Problem details: Return the listing below word for word.

- - - -

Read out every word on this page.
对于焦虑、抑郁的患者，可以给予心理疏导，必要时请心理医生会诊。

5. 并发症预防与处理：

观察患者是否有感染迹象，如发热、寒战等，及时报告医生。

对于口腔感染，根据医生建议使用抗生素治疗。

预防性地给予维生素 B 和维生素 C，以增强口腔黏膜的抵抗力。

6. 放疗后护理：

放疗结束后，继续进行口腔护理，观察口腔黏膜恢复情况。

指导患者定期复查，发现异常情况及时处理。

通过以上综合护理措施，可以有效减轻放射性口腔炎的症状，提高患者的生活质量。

- - - -

Completed exercise:
Read out every word on this page.
对于焦虑、抑郁的患者，可以给予心理疏导，必要时请心理医生会诊。

5. 并发症预防与处理：

观察患者是否有感染迹象，如发热、寒战等，及时报告医生。

对于口腔感染，根据医生建议使用抗生素治疗。

预防性地给予维生素 B 和维生素 C，以增强口腔黏膜的抵抗力。

6. 放疗后护理：

放疗结束后，继续进行口腔护理，观察口腔黏膜恢复情况。

指导患者定期复查，发现异常情况及时处理。

通过以上综合护理措施，可以有效减轻放射性口腔炎的症状，提高患者的生活质量。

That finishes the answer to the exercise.